§ **Work to complete**
Exactly the lines from the one containing "What text is on this page?" through the end of the data below are to be reproduced, and nothing besides them.

§ **Collected data entries**
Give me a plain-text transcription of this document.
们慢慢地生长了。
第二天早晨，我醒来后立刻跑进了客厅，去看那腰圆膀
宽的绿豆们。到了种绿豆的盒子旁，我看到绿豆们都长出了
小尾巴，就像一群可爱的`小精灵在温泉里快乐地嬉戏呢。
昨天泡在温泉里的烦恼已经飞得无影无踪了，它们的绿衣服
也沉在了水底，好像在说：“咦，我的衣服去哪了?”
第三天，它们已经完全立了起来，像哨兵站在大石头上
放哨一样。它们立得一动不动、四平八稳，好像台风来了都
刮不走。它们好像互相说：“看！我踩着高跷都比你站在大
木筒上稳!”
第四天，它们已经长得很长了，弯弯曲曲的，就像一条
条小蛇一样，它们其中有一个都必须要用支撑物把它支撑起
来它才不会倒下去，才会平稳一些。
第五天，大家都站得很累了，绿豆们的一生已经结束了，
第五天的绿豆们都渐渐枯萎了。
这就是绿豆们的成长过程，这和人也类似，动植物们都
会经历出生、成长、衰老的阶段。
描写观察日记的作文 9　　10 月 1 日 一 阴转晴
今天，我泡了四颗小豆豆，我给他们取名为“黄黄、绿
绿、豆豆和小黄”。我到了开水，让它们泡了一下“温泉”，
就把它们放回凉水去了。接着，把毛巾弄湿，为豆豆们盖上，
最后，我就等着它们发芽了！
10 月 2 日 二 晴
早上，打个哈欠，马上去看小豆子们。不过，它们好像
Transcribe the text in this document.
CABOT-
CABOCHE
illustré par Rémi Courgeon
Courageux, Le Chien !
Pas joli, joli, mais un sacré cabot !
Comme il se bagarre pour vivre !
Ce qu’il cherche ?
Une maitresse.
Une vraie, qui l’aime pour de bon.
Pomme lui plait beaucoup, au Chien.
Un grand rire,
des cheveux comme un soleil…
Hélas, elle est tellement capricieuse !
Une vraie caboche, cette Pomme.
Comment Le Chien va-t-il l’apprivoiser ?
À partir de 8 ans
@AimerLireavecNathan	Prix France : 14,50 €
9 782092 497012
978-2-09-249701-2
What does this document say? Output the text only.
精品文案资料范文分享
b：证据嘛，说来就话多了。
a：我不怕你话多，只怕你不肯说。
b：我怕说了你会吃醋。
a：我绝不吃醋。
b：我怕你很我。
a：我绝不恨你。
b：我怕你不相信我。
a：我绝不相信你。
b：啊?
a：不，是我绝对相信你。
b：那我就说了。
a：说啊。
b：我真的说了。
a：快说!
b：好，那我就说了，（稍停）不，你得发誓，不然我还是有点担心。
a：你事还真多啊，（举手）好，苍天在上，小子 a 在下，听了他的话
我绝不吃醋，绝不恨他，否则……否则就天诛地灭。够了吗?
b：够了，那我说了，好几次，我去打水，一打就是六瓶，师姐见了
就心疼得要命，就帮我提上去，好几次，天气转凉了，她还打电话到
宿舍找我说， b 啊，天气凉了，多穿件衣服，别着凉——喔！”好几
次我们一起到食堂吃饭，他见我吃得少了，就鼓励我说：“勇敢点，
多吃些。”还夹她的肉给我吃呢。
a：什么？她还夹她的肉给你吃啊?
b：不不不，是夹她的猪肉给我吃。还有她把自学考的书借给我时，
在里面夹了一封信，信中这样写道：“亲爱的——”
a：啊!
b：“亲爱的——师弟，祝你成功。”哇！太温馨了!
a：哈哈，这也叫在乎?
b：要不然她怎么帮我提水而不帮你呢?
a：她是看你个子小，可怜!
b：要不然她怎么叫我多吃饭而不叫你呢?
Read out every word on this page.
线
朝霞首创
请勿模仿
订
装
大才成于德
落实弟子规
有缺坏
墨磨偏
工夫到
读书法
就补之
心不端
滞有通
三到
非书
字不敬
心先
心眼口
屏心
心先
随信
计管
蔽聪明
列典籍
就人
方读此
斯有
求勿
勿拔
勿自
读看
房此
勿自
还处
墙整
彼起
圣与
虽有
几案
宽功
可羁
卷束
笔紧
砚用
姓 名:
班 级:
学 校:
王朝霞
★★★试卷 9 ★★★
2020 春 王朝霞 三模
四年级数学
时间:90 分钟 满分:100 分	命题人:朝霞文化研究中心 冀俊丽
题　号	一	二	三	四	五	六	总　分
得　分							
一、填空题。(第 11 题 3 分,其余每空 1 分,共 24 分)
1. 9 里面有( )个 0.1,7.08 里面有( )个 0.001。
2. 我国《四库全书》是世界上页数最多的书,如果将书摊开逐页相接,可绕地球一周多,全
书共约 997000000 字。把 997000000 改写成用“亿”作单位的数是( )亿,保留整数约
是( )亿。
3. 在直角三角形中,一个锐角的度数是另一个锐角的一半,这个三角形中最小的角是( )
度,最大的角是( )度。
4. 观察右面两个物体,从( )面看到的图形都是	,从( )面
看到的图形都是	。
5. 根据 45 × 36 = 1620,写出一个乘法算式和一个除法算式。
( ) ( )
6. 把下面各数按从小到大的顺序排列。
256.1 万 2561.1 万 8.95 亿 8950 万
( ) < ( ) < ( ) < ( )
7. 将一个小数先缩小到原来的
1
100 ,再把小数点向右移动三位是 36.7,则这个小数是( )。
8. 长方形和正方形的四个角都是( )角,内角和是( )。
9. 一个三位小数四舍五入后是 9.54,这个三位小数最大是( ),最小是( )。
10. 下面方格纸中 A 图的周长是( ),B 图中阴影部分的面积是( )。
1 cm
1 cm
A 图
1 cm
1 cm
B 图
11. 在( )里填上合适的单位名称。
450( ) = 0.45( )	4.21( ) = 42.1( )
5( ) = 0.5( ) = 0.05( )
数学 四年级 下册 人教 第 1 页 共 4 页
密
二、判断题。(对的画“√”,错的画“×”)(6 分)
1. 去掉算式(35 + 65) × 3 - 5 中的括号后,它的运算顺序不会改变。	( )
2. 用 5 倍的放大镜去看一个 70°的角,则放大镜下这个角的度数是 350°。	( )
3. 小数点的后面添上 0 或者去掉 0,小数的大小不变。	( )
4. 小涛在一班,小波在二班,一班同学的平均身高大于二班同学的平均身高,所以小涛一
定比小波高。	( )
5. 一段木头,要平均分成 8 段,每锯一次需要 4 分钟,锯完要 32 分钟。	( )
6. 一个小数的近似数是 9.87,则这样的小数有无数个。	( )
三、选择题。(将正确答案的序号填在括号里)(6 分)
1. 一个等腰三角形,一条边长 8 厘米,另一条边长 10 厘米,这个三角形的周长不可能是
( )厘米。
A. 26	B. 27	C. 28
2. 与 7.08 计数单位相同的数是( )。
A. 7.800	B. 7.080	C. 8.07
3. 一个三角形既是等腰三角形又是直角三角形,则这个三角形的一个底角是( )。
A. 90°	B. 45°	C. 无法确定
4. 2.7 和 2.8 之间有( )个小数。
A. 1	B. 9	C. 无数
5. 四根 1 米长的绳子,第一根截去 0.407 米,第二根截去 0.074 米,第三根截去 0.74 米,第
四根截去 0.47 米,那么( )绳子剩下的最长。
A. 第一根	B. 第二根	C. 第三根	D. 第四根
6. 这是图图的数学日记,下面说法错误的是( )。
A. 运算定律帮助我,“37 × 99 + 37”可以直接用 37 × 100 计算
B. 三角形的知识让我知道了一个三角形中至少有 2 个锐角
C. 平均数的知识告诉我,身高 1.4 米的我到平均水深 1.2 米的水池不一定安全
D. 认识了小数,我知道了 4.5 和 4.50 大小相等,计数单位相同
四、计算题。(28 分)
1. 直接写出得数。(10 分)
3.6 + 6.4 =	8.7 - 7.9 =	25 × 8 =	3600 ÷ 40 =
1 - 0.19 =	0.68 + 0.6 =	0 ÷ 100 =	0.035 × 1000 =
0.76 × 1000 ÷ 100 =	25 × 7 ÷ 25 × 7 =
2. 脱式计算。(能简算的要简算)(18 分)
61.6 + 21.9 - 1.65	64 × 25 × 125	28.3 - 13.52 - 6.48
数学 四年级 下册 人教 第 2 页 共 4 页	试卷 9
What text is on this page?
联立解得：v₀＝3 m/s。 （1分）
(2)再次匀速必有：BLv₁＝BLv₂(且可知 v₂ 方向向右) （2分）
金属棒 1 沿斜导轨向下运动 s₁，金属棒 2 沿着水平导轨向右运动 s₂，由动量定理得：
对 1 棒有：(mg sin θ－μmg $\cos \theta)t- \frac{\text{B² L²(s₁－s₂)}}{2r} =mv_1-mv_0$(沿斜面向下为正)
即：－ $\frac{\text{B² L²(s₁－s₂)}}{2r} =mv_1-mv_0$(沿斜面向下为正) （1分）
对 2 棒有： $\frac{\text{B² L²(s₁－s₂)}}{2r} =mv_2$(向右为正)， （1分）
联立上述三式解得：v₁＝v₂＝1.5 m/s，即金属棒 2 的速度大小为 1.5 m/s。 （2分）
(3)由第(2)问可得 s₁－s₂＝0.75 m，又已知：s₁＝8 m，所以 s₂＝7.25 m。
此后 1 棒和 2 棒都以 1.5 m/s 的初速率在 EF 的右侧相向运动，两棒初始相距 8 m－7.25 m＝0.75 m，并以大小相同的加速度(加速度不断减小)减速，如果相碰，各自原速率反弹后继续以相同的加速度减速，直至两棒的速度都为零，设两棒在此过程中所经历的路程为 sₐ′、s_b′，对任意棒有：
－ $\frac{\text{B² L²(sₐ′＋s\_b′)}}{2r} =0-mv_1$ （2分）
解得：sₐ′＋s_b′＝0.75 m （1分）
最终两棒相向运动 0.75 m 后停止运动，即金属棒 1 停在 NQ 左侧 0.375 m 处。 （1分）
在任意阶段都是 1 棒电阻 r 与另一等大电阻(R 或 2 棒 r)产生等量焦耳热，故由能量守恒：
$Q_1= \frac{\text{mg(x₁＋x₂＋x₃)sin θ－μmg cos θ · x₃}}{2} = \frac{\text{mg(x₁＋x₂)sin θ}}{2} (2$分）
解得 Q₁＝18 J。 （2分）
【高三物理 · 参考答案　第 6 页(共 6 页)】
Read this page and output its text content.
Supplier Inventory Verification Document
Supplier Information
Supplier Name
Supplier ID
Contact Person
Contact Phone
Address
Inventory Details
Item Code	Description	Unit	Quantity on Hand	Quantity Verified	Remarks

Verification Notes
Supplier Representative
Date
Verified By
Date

§ **Task response**
What text is on this page?
联立解得：v₀＝3 m/s。 （1分）
(2)再次匀速必有：BLv₁＝BLv₂(且可知 v₂ 方向向右) （2分）
金属棒 1 沿斜导轨向下运动 s₁，金属棒 2 沿着水平导轨向右运动 s₂，由动量定理得：
对 1 棒有：(mg sin θ－μmg $\cos \theta)t- \frac{\text{B² L²(s₁－s₂)}}{2r} =mv_1-mv_0$(沿斜面向下为正)
即：－ $\frac{\text{B² L²(s₁－s₂)}}{2r} =mv_1-mv_0$(沿斜面向下为正) （1分）
对 2 棒有： $\frac{\text{B² L²(s₁－s₂)}}{2r} =mv_2$(向右为正)， （1分）
联立上述三式解得：v₁＝v₂＝1.5 m/s，即金属棒 2 的速度大小为 1.5 m/s。 （2分）
(3)由第(2)问可得 s₁－s₂＝0.75 m，又已知：s₁＝8 m，所以 s₂＝7.25 m。
此后 1 棒和 2 棒都以 1.5 m/s 的初速率在 EF 的右侧相向运动，两棒初始相距 8 m－7.25 m＝0.75 m，并以大小相同的加速度(加速度不断减小)减速，如果相碰，各自原速率反弹后继续以相同的加速度减速，直至两棒的速度都为零，设两棒在此过程中所经历的路程为 sₐ′、s_b′，对任意棒有：
－ $\frac{\text{B² L²(sₐ′＋s\_b′)}}{2r} =0-mv_1$ （2分）
解得：sₐ′＋s_b′＝0.75 m （1分）
最终两棒相向运动 0.75 m 后停止运动，即金属棒 1 停在 NQ 左侧 0.375 m 处。 （1分）
在任意阶段都是 1 棒电阻 r 与另一等大电阻(R 或 2 棒 r)产生等量焦耳热，故由能量守恒：
$Q_1= \frac{\text{mg(x₁＋x₂＋x₃)sin θ－μmg cos θ · x₃}}{2} = \frac{\text{mg(x₁＋x₂)sin θ}}{2} (2$分）
解得 Q₁＝18 J。 （2分）
【高三物理 · 参考答案　第 6 页(共 6 页)】
Read this page and output its text content.
Supplier Inventory Verification Document
Supplier Information
Supplier Name
Supplier ID
Contact Person
Contact Phone
Address
Inventory Details
Item Code	Description	Unit	Quantity on Hand	Quantity Verified	Remarks

Verification Notes
Supplier Representative
Date
Verified By
Date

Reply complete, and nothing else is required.